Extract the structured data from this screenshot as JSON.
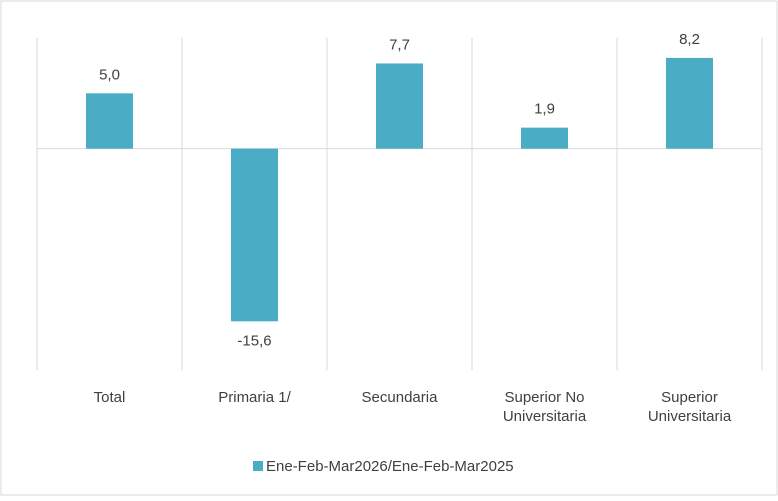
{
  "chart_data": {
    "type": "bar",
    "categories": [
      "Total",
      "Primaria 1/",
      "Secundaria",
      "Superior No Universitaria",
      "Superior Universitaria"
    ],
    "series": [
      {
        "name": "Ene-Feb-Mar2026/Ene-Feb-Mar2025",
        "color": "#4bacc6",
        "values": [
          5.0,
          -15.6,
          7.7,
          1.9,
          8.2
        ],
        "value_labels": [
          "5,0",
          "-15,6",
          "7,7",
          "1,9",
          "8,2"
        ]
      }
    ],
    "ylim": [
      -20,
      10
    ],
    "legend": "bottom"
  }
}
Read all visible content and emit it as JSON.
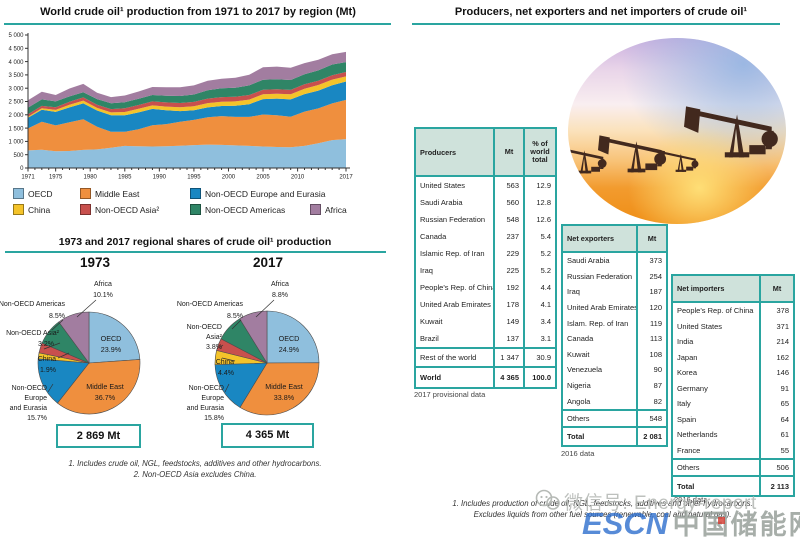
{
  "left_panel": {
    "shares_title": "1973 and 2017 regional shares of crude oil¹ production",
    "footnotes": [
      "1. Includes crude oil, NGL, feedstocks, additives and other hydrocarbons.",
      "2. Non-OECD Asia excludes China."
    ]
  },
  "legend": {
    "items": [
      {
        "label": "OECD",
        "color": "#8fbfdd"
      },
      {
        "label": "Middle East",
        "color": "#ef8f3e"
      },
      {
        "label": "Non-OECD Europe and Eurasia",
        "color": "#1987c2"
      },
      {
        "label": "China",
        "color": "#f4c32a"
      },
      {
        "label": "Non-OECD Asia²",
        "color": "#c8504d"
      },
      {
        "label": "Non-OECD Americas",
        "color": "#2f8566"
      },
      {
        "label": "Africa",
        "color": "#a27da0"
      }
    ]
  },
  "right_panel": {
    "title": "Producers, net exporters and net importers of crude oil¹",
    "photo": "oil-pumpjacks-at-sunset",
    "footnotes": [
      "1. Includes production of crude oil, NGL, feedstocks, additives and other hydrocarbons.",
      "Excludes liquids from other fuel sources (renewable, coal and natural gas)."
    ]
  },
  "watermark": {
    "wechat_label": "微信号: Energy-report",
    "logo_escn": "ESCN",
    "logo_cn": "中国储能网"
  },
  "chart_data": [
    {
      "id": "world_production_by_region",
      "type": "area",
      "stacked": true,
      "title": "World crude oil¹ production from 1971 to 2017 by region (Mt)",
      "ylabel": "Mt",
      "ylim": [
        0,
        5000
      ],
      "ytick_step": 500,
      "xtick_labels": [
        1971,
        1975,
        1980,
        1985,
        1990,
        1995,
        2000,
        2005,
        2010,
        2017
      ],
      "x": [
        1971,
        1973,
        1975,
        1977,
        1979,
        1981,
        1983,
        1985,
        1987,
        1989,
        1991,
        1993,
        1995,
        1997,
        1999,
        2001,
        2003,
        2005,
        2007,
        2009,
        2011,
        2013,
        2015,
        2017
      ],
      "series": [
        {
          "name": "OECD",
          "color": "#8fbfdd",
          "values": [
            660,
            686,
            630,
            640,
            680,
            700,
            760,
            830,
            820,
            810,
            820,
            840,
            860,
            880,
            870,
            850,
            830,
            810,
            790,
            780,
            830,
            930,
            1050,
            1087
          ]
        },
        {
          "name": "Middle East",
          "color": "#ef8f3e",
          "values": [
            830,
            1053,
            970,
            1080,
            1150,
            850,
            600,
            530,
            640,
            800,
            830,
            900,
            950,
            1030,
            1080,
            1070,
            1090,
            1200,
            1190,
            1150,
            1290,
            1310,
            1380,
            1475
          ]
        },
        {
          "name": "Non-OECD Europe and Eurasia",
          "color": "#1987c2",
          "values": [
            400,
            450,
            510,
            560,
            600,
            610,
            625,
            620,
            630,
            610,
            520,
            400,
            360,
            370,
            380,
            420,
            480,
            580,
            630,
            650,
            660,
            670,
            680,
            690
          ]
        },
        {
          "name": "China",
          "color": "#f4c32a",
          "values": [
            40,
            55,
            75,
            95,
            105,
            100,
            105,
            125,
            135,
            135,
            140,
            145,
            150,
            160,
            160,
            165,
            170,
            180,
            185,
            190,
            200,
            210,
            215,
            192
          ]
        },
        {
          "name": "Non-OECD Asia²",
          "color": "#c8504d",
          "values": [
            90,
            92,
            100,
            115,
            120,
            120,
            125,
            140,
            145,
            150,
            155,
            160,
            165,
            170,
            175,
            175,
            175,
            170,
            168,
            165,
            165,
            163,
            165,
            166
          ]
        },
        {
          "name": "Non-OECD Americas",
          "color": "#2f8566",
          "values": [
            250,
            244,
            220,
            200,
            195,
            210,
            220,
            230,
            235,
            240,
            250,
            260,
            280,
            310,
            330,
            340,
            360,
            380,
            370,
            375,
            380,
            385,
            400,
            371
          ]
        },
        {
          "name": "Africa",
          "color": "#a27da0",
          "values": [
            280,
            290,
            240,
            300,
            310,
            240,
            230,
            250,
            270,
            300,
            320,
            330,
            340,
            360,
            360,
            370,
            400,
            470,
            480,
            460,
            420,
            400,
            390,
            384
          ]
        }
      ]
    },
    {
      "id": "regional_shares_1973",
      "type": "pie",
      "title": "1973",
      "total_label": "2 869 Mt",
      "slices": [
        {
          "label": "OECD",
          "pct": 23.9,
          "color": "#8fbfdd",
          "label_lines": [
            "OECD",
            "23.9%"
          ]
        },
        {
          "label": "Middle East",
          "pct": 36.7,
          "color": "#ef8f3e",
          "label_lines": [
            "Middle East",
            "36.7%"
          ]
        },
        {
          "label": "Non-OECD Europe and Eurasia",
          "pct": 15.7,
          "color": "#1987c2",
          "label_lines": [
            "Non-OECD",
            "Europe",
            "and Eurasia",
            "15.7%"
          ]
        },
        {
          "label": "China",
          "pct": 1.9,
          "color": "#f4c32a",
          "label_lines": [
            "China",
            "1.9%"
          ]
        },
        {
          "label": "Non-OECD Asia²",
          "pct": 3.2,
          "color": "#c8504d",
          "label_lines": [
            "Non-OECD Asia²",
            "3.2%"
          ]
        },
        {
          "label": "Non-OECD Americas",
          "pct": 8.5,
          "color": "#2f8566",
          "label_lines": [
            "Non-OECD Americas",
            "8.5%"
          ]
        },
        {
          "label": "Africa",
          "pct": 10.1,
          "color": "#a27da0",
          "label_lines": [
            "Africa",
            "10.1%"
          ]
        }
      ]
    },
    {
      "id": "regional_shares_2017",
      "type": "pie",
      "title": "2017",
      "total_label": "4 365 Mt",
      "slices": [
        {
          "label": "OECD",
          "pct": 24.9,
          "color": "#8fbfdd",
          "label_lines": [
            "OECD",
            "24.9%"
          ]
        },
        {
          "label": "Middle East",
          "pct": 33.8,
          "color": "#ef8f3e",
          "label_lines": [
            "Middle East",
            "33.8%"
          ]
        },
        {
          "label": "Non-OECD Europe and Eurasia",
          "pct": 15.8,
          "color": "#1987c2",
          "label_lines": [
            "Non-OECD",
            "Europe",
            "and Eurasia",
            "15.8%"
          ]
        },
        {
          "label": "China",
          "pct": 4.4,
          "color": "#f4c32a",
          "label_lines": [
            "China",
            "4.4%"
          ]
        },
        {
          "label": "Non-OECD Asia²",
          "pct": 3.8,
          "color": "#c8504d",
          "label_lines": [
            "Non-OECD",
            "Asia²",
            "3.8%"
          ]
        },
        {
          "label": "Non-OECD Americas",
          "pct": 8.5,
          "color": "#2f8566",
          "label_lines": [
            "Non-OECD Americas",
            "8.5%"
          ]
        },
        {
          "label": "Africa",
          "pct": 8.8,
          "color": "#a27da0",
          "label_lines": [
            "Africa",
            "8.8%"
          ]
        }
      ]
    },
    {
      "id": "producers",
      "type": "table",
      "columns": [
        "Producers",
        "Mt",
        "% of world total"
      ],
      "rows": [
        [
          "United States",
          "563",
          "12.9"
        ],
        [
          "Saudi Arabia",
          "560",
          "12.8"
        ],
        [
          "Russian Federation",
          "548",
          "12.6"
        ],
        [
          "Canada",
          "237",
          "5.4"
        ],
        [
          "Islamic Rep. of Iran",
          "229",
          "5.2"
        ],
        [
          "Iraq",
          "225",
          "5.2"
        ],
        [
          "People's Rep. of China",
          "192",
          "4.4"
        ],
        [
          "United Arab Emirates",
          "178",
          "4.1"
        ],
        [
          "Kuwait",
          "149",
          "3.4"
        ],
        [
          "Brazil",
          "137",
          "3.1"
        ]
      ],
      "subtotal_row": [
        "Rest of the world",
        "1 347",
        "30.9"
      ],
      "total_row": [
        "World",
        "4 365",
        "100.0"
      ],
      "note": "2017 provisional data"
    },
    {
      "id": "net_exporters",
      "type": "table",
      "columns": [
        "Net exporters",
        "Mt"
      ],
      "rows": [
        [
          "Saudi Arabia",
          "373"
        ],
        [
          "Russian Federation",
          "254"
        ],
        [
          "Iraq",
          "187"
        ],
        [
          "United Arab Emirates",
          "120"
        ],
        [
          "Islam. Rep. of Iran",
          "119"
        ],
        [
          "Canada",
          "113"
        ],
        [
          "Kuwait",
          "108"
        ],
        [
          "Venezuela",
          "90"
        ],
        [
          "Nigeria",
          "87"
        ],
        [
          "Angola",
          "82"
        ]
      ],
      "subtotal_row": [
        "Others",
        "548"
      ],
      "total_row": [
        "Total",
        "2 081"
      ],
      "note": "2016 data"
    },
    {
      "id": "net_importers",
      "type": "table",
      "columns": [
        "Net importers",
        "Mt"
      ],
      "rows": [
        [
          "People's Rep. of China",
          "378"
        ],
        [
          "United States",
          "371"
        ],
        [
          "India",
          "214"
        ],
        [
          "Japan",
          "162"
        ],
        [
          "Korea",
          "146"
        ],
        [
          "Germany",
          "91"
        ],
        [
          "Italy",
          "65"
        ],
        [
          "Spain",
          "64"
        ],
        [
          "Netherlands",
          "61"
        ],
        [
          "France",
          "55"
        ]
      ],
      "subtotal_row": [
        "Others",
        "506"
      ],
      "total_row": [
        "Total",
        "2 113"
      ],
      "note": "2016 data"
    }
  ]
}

# # # #

◆ **WHAT THE EXERCISE ASKS**
Copy out each line of the records that holds the string "oil¹".

◆ **RESPONSE TO THE EXERCISE**
    "shares_title": "1973 and 2017 regional shares of crude oil¹ production",
    "title": "Producers, net exporters and net importers of crude oil¹",
      "title": "World crude oil¹ production from 1971 to 2017 by region (Mt)",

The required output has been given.